> Short exercise: Every line that contains the word "subtitle" should be copied out.

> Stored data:
* Start *
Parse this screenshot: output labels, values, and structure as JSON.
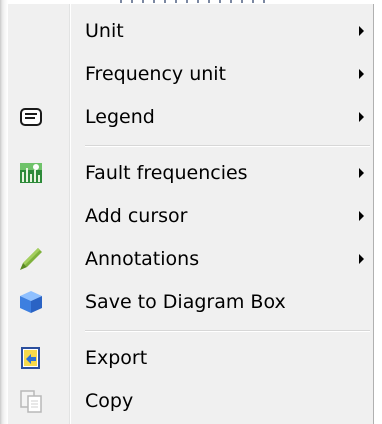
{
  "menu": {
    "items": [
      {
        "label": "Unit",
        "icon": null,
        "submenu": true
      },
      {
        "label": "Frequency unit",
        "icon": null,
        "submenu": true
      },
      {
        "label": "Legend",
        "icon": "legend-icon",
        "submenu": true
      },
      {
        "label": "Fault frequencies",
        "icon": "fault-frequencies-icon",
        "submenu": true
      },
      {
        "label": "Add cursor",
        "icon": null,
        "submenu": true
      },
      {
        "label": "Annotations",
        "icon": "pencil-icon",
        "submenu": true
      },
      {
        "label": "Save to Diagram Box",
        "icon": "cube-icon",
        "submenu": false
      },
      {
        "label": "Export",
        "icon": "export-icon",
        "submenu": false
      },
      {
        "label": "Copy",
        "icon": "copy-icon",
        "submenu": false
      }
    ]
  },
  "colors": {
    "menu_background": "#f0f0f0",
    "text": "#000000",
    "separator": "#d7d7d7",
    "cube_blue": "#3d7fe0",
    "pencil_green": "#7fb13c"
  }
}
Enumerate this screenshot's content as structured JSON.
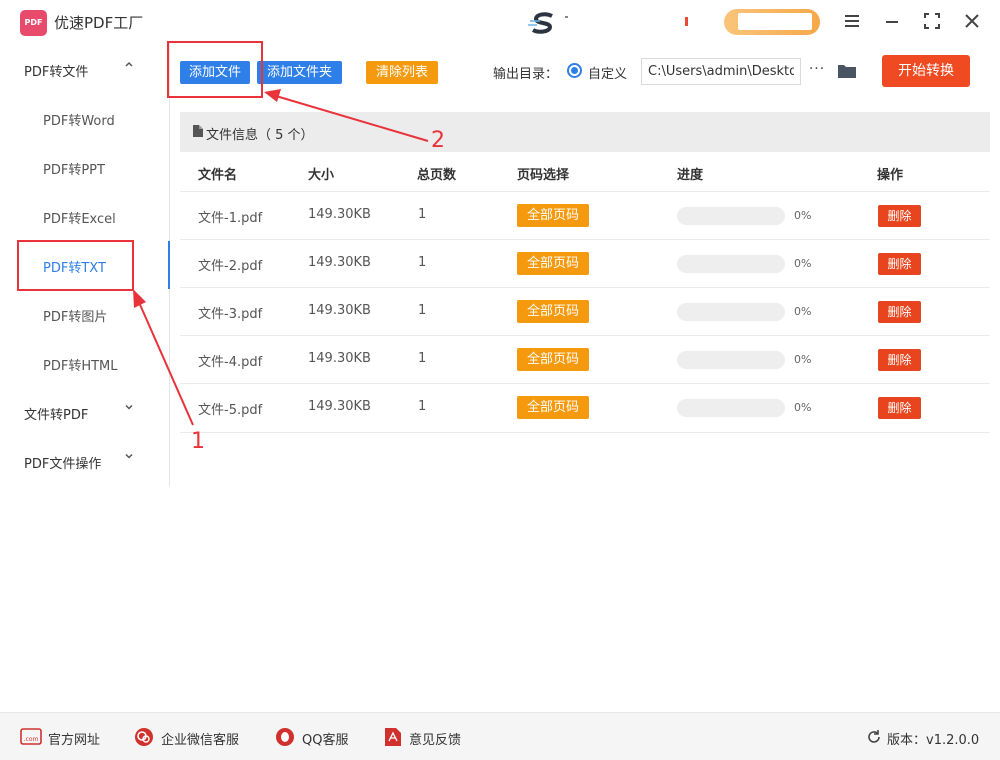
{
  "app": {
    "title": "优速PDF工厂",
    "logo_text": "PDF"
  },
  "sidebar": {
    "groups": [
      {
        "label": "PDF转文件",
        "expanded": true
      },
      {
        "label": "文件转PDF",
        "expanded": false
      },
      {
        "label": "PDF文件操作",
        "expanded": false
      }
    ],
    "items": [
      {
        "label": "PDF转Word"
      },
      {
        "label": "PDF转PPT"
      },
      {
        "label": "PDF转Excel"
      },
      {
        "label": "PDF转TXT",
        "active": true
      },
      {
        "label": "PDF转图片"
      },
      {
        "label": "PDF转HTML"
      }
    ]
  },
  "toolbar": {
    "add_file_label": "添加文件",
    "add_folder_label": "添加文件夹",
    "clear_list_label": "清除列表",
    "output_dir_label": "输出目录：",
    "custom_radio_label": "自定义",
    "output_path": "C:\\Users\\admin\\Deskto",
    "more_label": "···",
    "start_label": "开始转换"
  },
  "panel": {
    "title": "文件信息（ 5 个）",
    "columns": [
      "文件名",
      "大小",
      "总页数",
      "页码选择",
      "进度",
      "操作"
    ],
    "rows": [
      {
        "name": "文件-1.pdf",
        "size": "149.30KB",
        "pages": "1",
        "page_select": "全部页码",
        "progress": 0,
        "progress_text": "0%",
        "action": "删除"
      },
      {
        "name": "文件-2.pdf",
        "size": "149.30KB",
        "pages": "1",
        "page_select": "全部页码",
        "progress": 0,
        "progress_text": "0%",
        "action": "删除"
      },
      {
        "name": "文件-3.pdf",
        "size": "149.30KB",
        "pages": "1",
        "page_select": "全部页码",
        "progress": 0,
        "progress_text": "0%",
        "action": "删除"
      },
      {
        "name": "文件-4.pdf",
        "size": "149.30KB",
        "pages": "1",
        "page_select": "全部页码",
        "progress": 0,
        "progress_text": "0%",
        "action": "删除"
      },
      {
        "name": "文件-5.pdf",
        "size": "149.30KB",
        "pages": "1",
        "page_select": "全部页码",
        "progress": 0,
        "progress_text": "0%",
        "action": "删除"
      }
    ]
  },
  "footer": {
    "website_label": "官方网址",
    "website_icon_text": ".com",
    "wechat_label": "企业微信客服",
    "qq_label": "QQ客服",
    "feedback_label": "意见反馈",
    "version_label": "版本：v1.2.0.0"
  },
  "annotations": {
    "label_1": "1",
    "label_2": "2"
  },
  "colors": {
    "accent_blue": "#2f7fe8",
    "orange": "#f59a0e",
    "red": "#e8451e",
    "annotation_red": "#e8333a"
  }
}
* End *
* Start *
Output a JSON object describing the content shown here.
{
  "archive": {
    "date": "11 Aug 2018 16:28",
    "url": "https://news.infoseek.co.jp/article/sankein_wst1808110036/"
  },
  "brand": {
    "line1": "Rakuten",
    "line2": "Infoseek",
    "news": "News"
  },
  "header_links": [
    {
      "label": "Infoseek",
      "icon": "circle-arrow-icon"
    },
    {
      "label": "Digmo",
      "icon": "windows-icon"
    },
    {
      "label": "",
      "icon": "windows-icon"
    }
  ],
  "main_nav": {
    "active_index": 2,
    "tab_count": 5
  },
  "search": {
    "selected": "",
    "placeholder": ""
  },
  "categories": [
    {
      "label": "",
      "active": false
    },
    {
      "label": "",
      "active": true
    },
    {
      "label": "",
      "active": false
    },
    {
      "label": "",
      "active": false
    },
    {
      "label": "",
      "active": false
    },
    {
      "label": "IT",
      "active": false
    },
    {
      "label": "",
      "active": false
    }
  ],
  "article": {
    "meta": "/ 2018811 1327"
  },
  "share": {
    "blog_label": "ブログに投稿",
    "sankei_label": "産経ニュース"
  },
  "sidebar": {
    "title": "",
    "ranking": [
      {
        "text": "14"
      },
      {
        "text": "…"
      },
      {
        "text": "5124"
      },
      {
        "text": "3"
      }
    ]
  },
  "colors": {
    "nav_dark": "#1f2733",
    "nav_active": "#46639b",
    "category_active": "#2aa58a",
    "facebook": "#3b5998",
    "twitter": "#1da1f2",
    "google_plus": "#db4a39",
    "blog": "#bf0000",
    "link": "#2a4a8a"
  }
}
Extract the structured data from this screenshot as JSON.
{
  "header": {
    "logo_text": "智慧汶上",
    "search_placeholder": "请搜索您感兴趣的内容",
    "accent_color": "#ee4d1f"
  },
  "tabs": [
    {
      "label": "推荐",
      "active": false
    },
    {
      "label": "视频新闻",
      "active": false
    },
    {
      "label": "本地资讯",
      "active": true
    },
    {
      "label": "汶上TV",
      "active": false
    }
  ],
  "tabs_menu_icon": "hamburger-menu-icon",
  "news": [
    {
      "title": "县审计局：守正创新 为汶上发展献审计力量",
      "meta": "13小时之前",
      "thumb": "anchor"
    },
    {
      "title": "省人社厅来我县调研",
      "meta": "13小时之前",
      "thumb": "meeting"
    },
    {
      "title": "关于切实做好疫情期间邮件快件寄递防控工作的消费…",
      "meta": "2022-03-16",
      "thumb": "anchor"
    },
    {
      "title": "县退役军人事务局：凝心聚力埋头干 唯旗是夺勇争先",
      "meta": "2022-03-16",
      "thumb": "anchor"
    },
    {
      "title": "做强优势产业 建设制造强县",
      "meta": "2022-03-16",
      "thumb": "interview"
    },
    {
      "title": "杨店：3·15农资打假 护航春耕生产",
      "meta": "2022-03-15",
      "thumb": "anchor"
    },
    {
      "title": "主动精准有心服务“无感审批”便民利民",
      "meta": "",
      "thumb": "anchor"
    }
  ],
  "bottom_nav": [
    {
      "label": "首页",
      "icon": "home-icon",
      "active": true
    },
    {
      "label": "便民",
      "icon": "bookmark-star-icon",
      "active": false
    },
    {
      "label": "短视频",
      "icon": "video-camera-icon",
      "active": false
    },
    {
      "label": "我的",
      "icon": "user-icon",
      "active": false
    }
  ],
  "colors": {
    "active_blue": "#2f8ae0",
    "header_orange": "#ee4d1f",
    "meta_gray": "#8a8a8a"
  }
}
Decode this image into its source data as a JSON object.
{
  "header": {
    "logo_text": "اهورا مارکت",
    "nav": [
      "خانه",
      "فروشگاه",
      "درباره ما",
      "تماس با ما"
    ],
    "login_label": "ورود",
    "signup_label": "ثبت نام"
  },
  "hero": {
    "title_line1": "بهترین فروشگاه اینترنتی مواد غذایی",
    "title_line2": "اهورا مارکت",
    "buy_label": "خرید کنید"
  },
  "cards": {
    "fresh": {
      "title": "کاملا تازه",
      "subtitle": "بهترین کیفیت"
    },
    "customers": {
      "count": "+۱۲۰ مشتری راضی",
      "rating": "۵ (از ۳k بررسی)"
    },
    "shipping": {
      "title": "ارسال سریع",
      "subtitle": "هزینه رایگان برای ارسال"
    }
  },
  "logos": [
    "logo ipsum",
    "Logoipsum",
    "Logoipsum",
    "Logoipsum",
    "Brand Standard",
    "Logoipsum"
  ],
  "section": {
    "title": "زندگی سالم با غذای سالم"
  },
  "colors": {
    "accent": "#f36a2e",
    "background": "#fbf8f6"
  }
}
* End *
* Start *
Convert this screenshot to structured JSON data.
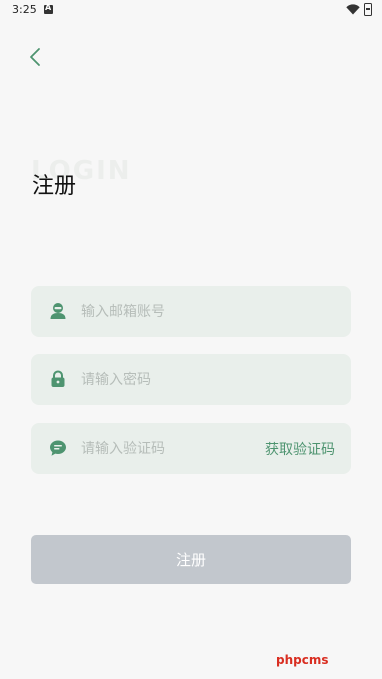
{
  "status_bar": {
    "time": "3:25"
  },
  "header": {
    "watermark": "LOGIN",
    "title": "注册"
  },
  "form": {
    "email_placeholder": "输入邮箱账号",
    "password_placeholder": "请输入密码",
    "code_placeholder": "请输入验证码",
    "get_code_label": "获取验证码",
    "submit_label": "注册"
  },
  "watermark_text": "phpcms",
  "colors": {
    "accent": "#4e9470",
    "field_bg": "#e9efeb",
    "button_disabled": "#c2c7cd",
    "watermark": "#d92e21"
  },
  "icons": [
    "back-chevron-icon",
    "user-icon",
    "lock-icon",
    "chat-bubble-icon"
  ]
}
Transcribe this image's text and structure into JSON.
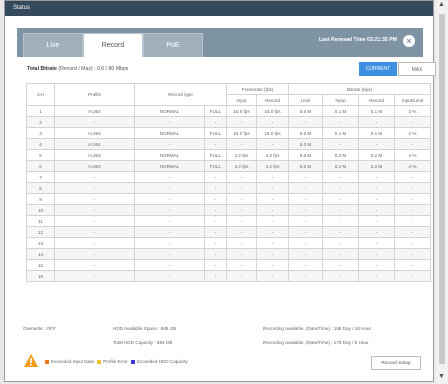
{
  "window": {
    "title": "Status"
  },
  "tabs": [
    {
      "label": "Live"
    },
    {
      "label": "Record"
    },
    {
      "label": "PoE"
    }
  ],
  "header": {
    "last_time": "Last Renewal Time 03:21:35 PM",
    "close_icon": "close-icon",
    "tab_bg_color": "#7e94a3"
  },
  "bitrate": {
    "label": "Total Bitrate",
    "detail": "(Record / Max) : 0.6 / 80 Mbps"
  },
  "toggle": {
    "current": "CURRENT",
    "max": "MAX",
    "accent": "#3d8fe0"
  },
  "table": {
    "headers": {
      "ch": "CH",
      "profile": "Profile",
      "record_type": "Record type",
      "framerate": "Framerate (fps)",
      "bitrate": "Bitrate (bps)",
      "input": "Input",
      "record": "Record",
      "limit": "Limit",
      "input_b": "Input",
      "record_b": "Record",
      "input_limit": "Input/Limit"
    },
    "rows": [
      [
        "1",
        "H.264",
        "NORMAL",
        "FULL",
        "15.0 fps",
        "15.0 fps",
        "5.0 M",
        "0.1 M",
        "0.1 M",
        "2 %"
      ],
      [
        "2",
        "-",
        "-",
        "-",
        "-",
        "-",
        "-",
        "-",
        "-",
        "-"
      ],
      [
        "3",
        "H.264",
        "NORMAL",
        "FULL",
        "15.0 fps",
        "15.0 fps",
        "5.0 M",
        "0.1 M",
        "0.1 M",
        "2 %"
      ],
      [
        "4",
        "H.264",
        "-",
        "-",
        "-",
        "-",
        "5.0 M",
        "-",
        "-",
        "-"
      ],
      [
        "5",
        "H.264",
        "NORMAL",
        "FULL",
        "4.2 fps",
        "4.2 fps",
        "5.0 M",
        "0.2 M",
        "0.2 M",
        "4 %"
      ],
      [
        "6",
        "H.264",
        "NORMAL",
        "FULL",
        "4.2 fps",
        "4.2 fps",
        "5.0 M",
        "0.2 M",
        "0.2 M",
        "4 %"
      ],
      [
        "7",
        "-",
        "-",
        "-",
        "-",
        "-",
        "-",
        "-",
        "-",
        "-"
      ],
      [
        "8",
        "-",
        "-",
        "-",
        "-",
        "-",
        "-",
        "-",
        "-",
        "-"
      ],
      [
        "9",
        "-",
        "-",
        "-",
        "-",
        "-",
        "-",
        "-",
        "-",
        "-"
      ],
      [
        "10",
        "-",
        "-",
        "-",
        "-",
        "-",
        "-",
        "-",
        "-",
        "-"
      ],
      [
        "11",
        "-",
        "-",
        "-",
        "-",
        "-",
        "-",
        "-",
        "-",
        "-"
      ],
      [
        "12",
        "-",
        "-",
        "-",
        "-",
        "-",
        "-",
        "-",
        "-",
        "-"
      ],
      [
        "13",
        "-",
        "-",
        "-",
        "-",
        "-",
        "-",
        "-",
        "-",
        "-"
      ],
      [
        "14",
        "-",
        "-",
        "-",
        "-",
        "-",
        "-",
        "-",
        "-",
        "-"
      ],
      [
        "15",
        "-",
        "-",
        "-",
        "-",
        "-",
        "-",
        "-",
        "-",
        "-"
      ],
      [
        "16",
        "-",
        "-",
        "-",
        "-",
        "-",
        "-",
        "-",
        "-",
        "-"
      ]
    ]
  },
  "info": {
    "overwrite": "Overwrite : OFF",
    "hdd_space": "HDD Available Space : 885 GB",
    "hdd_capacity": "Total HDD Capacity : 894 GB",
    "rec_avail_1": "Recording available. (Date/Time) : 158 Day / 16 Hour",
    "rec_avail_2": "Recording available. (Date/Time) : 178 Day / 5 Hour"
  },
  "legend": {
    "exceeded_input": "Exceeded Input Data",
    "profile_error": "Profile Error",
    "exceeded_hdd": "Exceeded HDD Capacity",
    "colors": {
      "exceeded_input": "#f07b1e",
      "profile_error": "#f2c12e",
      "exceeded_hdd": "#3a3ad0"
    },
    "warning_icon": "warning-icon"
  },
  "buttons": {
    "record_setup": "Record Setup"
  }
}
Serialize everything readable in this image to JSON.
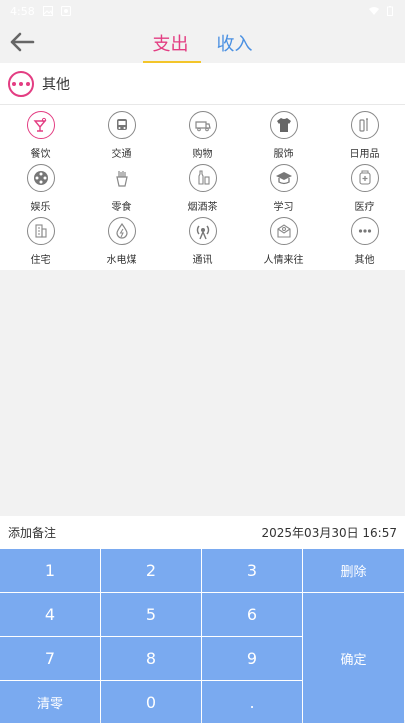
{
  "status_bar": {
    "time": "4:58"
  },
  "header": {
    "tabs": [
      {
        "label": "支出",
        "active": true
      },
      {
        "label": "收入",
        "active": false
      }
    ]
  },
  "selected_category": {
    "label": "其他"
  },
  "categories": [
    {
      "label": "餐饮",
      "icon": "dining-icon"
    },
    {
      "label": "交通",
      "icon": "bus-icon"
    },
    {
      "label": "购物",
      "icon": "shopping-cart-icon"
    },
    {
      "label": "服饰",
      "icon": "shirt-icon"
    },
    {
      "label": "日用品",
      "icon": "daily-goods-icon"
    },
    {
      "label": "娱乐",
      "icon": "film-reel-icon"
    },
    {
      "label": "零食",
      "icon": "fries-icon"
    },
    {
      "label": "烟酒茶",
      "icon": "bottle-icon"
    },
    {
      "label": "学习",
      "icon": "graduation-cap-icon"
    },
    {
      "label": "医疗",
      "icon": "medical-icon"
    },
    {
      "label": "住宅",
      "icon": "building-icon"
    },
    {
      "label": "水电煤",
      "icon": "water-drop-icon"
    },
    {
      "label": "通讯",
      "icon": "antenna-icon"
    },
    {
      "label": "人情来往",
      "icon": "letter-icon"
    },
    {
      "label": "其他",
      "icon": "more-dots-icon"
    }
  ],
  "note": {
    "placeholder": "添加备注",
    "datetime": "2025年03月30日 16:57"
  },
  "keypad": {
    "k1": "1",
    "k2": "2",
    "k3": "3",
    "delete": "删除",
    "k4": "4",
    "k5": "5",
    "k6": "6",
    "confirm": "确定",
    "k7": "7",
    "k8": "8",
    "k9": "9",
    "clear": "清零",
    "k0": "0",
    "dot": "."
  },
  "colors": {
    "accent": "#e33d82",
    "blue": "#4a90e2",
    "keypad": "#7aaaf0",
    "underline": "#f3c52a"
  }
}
* End *
> Exercise output:
      "subtitle": "بهترین کیفیت"
      "subtitle": "هزینه رایگان برای ارسال"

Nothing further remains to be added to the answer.